§ WHAT YOU WILL DO
Write out every line below that includes the word "labels".

§ RECORDS FOR THE EXERCISE
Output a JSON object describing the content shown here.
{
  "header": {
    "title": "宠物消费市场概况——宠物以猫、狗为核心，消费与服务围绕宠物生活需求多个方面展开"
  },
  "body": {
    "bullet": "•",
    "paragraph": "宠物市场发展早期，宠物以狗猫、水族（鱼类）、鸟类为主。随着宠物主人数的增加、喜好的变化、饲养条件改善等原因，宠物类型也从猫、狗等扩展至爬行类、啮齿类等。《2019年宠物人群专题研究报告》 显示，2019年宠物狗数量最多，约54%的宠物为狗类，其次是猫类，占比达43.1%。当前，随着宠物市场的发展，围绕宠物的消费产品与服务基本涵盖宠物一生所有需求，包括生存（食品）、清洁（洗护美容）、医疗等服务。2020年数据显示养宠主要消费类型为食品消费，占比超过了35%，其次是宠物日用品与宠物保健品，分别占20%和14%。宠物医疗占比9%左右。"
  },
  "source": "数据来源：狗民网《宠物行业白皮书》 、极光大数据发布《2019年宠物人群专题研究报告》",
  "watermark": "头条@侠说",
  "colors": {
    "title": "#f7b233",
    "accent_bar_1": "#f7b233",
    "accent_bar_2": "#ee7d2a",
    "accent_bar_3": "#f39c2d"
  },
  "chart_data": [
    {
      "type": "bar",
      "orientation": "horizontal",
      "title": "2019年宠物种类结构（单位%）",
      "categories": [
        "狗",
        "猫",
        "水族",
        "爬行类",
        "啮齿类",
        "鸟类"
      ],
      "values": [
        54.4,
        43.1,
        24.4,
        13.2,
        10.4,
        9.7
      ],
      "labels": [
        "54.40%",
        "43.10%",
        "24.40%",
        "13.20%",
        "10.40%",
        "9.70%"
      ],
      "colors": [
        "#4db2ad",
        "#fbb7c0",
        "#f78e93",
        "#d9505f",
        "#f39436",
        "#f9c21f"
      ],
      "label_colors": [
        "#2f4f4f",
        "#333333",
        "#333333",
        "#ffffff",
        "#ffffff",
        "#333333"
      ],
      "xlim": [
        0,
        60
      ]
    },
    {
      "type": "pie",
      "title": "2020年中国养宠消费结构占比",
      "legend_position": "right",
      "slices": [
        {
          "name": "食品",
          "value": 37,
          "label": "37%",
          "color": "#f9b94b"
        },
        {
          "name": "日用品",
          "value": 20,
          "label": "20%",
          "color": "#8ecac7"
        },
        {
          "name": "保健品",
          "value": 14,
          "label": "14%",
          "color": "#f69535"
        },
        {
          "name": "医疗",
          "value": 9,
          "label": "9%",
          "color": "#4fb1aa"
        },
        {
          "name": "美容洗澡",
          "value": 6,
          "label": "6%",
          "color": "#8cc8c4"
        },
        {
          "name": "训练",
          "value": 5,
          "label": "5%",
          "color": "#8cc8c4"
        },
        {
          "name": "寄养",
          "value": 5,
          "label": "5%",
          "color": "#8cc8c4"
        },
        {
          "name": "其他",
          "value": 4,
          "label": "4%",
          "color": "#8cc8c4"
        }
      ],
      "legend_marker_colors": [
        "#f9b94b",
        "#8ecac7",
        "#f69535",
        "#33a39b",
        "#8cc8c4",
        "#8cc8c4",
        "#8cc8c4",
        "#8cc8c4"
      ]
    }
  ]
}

==

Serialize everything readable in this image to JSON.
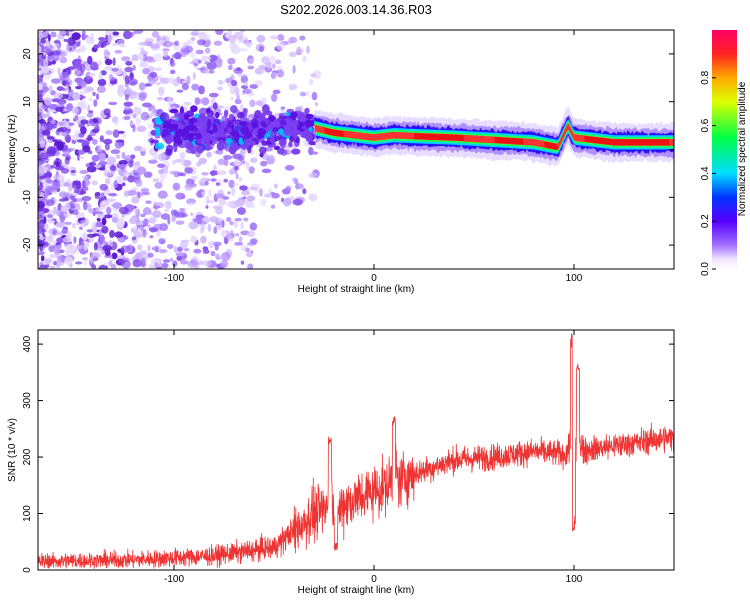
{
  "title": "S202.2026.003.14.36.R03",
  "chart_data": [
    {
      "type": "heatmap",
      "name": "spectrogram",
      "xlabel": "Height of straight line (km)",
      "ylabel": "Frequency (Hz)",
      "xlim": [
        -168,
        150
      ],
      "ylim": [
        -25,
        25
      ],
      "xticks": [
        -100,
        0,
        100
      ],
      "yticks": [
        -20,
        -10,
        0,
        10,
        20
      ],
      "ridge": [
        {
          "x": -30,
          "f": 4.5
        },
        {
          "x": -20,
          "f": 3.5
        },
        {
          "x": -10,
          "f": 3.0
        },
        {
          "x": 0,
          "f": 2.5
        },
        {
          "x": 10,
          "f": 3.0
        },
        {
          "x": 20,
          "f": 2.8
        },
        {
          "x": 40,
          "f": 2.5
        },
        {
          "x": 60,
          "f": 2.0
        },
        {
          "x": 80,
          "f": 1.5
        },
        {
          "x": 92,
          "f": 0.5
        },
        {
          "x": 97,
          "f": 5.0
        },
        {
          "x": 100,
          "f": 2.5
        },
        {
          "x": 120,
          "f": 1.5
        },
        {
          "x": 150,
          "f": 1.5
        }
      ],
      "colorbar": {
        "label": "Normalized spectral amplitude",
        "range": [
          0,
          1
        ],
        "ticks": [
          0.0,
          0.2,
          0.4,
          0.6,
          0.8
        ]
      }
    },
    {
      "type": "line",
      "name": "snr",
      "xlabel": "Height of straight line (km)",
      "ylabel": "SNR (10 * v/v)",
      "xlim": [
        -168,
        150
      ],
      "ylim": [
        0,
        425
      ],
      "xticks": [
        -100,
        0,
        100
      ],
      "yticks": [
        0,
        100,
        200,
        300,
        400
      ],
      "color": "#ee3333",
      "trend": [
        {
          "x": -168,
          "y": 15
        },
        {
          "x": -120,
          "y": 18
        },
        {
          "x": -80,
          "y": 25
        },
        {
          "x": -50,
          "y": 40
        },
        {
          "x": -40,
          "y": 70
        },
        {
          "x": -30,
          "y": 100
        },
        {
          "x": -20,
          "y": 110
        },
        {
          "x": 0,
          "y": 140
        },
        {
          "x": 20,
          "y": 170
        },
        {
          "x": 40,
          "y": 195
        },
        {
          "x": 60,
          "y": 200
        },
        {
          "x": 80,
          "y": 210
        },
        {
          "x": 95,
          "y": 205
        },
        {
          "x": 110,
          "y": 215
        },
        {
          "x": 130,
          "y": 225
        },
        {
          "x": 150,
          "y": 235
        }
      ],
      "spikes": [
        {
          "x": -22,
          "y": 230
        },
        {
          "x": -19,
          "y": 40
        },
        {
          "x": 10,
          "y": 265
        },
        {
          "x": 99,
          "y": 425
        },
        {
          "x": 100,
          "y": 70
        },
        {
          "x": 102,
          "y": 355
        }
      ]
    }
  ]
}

==

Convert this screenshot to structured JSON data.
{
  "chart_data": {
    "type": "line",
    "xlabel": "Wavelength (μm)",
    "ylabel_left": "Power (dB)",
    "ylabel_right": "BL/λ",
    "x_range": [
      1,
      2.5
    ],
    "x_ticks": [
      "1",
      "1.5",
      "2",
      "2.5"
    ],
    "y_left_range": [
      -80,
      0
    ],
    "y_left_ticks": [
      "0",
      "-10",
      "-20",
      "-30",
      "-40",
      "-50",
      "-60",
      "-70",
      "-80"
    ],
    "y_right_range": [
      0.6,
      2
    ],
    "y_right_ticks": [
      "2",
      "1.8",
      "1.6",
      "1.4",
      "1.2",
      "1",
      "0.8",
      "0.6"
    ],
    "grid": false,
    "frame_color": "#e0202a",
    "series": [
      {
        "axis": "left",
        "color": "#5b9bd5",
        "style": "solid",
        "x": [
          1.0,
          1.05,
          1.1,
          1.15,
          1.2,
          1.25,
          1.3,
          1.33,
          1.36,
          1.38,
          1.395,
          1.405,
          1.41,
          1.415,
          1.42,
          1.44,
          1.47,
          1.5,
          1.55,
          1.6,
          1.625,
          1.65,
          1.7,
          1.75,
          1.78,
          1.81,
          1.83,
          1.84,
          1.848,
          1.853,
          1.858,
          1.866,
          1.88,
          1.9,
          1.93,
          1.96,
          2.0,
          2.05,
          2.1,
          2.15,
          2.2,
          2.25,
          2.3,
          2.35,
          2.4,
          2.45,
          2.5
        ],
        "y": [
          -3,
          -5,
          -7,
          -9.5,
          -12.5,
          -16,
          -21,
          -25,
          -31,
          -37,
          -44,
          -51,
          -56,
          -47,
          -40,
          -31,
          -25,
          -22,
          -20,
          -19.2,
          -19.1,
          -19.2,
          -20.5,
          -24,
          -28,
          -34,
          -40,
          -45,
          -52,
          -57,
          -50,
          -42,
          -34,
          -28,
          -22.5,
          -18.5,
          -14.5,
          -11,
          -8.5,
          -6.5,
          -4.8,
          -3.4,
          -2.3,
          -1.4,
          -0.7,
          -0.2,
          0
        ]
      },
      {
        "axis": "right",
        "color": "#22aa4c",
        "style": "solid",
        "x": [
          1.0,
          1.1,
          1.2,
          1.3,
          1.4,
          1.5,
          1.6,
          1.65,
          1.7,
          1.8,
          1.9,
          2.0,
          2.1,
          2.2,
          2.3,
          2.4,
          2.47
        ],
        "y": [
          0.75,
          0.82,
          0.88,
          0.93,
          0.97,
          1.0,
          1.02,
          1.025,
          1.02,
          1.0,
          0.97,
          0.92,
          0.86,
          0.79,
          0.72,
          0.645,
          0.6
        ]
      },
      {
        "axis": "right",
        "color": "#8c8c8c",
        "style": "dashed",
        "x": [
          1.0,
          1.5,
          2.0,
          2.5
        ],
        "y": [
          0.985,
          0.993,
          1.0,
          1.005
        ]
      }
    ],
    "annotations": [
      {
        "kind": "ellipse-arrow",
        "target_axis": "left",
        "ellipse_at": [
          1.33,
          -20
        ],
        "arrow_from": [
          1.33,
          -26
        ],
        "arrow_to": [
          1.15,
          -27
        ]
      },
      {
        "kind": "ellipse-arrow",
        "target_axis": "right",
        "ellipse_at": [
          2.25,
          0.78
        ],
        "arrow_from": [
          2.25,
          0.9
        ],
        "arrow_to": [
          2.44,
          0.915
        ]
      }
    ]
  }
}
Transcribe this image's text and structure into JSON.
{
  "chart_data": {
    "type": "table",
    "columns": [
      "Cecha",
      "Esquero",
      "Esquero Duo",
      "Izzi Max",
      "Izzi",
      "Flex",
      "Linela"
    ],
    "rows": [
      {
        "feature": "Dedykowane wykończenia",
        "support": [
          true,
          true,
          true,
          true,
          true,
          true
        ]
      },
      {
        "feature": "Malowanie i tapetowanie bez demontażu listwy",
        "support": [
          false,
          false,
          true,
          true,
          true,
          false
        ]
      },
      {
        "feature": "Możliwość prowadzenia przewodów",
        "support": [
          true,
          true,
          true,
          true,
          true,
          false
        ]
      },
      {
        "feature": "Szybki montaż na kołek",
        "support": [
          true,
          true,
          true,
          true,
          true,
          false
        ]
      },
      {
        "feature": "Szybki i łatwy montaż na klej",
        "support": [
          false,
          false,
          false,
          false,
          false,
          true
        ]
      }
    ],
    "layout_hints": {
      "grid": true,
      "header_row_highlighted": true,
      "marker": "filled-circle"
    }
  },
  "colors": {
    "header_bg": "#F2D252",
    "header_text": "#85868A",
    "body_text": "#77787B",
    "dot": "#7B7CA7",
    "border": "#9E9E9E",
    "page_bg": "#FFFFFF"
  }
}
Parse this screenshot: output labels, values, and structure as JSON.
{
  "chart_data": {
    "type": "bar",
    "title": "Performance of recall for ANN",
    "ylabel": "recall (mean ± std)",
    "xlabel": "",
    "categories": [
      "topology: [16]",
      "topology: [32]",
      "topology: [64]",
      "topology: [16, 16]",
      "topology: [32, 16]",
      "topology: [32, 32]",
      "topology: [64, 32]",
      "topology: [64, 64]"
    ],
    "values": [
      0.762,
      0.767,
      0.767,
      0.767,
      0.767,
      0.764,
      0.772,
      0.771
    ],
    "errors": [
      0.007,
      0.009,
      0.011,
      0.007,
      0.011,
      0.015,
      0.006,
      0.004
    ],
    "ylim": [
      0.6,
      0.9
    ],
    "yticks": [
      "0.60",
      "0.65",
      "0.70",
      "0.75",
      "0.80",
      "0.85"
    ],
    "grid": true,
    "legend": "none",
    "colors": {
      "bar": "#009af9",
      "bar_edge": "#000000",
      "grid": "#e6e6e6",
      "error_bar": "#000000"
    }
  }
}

§ OUTPUT OF THE TASK
      "labels": [
Parse this screenshot: output labels, values, and structure as JSON.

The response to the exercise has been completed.